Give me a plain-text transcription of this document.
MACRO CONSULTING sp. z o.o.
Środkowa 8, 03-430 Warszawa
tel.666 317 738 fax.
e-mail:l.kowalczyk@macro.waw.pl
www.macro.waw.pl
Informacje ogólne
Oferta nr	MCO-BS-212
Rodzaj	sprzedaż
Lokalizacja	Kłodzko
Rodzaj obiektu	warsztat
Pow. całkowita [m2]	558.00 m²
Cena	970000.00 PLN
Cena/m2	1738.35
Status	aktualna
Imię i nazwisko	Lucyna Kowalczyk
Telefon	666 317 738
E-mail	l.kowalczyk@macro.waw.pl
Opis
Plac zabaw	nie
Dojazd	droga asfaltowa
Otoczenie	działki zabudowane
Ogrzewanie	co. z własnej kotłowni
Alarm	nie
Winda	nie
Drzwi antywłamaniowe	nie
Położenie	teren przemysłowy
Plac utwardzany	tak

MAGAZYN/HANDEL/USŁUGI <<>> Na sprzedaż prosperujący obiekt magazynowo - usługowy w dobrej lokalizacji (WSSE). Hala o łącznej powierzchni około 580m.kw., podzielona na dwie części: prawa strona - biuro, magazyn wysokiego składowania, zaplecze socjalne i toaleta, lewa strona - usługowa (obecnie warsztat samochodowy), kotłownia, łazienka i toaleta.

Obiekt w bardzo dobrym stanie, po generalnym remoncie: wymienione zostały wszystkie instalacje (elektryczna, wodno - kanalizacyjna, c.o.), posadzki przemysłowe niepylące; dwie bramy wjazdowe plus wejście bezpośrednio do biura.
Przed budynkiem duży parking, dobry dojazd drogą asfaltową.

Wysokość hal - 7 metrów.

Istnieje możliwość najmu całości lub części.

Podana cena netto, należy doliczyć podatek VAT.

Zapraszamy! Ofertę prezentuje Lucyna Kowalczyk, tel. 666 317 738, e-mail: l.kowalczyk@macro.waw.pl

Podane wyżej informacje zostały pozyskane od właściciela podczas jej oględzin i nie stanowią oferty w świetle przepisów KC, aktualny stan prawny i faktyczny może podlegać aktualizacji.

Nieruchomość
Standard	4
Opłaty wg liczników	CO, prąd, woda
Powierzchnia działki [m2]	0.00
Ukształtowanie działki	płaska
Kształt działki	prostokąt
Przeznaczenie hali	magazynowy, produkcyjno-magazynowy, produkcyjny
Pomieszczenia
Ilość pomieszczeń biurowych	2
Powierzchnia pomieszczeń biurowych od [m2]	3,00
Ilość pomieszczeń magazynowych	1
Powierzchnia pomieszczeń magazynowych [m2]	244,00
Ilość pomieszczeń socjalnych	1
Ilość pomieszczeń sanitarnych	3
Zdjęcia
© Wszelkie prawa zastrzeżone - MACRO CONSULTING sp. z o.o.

******

Problem details: Search the preceding listing for "CONSULTING" and extract every line where it is found.

Written answer:
MACRO CONSULTING sp. z o.o.
© Wszelkie prawa zastrzeżone - MACRO CONSULTING sp. z o.o.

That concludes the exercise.